Do this — Show every line in the entries below where the word "BitAction" appears.

(Stored data entries)

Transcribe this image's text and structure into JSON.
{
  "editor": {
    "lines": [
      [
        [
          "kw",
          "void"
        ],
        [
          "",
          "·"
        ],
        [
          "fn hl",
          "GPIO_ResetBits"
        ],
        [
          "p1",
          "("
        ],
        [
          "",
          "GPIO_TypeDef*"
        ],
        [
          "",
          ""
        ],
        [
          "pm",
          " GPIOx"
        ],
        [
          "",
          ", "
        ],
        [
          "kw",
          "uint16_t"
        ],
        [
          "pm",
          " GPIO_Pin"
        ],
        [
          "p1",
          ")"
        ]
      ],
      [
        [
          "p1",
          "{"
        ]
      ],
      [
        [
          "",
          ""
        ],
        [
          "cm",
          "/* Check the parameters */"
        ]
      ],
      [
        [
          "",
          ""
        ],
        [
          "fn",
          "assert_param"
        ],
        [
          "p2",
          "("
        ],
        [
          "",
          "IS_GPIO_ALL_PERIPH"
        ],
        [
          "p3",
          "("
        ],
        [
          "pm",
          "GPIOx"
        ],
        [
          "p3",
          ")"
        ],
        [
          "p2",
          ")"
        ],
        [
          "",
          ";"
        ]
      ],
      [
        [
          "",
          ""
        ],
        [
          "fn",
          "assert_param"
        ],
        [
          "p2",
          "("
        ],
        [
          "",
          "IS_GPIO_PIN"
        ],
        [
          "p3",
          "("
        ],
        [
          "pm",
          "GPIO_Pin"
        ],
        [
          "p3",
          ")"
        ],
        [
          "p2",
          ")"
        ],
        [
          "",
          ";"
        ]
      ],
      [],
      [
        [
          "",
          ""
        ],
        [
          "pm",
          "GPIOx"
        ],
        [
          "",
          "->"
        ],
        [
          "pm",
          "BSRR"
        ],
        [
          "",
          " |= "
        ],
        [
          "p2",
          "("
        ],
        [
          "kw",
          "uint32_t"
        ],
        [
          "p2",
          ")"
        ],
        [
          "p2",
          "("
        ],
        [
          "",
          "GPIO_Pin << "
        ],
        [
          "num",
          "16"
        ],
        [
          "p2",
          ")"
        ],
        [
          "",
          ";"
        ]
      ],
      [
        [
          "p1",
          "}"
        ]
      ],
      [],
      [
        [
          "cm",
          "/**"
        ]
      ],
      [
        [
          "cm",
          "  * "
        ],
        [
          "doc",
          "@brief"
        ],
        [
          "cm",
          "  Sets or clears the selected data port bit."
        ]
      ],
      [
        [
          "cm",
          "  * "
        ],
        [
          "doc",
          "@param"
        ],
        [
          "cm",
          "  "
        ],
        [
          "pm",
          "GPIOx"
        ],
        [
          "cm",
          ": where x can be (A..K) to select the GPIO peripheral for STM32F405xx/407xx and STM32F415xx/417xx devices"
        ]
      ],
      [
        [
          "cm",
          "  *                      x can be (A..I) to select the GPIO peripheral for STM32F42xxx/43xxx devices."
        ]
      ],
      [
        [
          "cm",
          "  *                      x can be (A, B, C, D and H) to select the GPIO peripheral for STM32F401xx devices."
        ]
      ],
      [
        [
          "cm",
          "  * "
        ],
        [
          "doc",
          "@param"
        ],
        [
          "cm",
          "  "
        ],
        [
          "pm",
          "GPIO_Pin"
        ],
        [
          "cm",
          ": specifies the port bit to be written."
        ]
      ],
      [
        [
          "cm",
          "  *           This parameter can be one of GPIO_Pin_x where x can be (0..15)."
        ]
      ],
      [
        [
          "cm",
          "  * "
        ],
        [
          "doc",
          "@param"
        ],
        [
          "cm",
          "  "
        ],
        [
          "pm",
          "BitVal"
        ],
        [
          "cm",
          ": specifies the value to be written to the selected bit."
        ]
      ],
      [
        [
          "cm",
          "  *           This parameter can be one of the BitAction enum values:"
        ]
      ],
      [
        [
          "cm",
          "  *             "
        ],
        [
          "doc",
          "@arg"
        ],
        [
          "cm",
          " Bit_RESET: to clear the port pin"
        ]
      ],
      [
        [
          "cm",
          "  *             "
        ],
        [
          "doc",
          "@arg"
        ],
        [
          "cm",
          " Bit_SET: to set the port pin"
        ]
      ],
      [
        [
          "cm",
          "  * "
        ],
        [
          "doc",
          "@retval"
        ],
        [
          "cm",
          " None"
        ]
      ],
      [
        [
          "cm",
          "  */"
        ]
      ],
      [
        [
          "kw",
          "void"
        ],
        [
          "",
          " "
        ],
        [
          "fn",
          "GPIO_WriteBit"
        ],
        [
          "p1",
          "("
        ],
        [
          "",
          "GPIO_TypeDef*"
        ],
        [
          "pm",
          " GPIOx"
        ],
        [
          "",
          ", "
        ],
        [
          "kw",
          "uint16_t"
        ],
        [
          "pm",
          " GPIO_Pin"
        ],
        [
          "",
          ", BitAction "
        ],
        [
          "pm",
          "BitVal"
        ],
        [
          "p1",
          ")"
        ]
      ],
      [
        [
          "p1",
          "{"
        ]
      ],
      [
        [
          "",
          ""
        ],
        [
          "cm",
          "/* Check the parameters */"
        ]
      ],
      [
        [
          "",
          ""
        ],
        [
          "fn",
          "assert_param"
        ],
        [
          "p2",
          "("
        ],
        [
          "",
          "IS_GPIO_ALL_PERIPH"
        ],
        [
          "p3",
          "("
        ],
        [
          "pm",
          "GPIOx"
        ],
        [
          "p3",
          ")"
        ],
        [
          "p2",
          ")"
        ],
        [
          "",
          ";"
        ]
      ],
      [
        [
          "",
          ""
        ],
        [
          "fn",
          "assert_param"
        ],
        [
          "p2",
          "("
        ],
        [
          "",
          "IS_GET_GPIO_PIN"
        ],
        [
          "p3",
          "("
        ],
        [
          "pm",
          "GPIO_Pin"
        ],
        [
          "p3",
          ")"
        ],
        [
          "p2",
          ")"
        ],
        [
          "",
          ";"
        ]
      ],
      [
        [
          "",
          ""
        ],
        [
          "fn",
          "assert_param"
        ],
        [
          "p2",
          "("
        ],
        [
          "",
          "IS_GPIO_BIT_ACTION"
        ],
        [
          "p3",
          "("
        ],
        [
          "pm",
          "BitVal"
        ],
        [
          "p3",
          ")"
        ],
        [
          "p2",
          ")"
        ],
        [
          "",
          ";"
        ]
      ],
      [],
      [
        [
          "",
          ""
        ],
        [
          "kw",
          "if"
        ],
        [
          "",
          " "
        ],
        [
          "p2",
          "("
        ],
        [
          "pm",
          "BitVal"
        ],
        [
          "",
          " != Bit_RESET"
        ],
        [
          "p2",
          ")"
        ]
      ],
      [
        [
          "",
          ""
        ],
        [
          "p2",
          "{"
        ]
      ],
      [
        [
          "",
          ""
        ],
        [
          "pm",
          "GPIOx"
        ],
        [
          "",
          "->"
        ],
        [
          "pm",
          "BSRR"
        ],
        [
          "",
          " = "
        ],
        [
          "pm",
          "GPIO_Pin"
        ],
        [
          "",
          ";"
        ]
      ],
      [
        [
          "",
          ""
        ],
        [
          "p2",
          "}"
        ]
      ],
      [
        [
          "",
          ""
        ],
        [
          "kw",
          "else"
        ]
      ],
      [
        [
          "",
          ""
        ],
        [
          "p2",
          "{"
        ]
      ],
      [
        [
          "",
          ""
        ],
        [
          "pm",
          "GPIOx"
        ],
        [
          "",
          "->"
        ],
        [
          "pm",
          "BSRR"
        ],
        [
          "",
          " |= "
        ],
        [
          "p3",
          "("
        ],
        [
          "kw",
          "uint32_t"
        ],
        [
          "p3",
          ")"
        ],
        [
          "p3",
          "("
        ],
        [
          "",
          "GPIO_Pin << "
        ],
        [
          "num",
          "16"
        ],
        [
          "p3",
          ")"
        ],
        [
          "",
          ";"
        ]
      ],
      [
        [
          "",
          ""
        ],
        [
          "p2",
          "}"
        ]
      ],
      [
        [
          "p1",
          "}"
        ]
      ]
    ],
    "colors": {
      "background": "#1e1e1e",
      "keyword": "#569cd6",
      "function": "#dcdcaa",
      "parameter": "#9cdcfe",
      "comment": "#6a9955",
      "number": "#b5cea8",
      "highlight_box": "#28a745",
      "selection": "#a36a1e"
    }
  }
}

Task result —
          "  *           This parameter can be one of the BitAction enum values:"
          ", BitAction "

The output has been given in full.